• [To do]: Transcribe every line exactly. Leave the pictures behind.
[start Exercise material]
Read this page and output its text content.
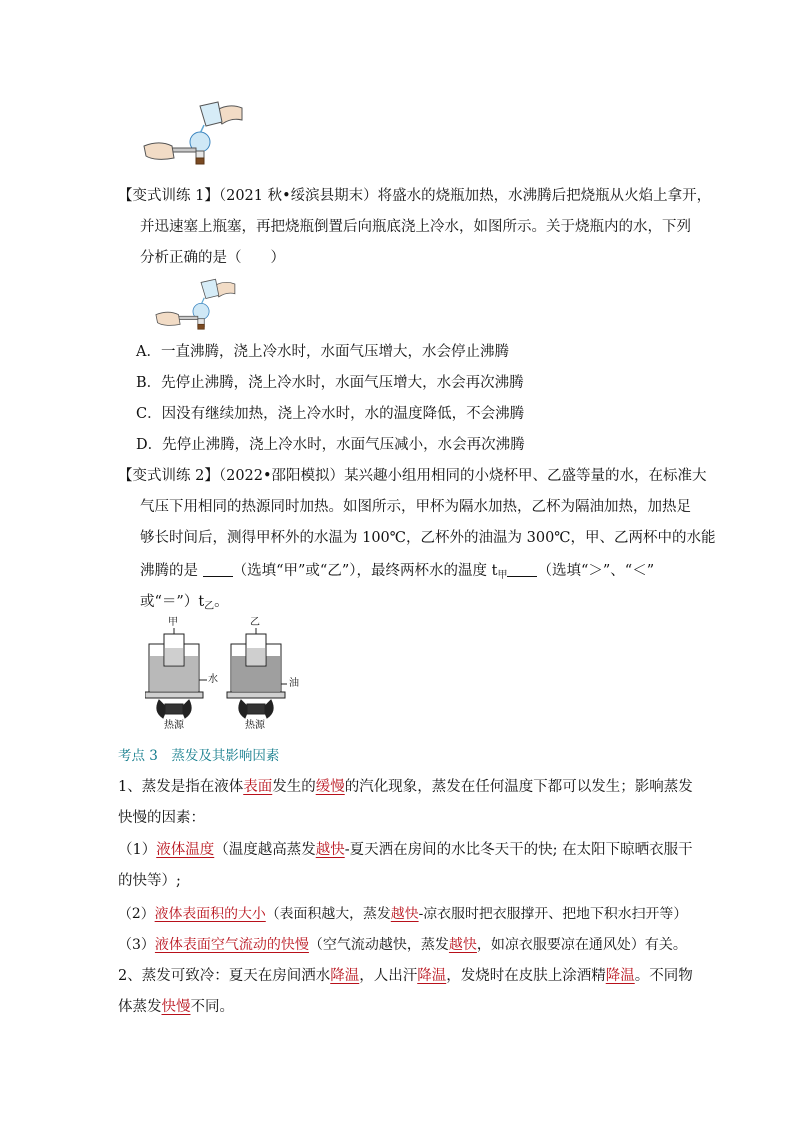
【变式训练 1】（2021 秋•绥滨县期末）将盛水的烧瓶加热，水沸腾后把烧瓶从火焰上拿开，
并迅速塞上瓶塞，再把烧瓶倒置后向瓶底浇上冷水，如图所示。关于烧瓶内的水，下列
分析正确的是（　　）
A．一直沸腾，浇上冷水时，水面气压增大，水会停止沸腾
B．先停止沸腾，浇上冷水时，水面气压增大，水会再次沸腾
C．因没有继续加热，浇上冷水时，水的温度降低，不会沸腾
D．先停止沸腾，浇上冷水时，水面气压减小，水会再次沸腾
【变式训练 2】（2022•邵阳模拟）某兴趣小组用相同的小烧杯甲、乙盛等量的水，在标准大
气压下用相同的热源同时加热。如图所示，甲杯为隔水加热，乙杯为隔油加热，加热足
够长时间后，测得甲杯外的水温为 100℃，乙杯外的油温为 300℃，甲、乙两杯中的水能
沸腾的是 （选填“甲”或“乙”），最终两杯水的温度 $t_甲$ （选填“＞”、“＜”
或“$=”)t_乙$。
甲	乙
水	油
热源	热源
考点 3　蒸发及其影响因素
1、蒸发是指在液体表面发生的缓慢的汽化现象，蒸发在任何温度下都可以发生；影响蒸发
快慢的因素：
（1）液体温度（温度越高蒸发越快-夏天洒在房间的水比冬天干的快; 在太阳下晾晒衣服干
的快等）;
（2）液体表面积的大小（表面积越大，蒸发越快-凉衣服时把衣服撑开、把地下积水扫开等）
（3）液体表面空气流动的快慢（空气流动越快，蒸发越快，如凉衣服要凉在通风处）有关。
2、蒸发可致冷：夏天在房间洒水降温，人出汗降温，发烧时在皮肤上涂酒精降温。不同物
体蒸发快慢不同。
[end Exercise material]
• [Response]:
Read this page and output its text content.
【变式训练 1】（2021 秋•绥滨县期末）将盛水的烧瓶加热，水沸腾后把烧瓶从火焰上拿开，
并迅速塞上瓶塞，再把烧瓶倒置后向瓶底浇上冷水，如图所示。关于烧瓶内的水，下列
分析正确的是（　　）
A．一直沸腾，浇上冷水时，水面气压增大，水会停止沸腾
B．先停止沸腾，浇上冷水时，水面气压增大，水会再次沸腾
C．因没有继续加热，浇上冷水时，水的温度降低，不会沸腾
D．先停止沸腾，浇上冷水时，水面气压减小，水会再次沸腾
【变式训练 2】（2022•邵阳模拟）某兴趣小组用相同的小烧杯甲、乙盛等量的水，在标准大
气压下用相同的热源同时加热。如图所示，甲杯为隔水加热，乙杯为隔油加热，加热足
够长时间后，测得甲杯外的水温为 100℃，乙杯外的油温为 300℃，甲、乙两杯中的水能
沸腾的是 （选填“甲”或“乙”），最终两杯水的温度 $t_甲$ （选填“＞”、“＜”
或“$=”)t_乙$。
甲	乙
水	油
热源	热源
考点 3　蒸发及其影响因素
1、蒸发是指在液体表面发生的缓慢的汽化现象，蒸发在任何温度下都可以发生；影响蒸发
快慢的因素：
（1）液体温度（温度越高蒸发越快-夏天洒在房间的水比冬天干的快; 在太阳下晾晒衣服干
的快等）;
（2）液体表面积的大小（表面积越大，蒸发越快-凉衣服时把衣服撑开、把地下积水扫开等）
（3）液体表面空气流动的快慢（空气流动越快，蒸发越快，如凉衣服要凉在通风处）有关。
2、蒸发可致冷：夏天在房间洒水降温，人出汗降温，发烧时在皮肤上涂酒精降温。不同物
体蒸发快慢不同。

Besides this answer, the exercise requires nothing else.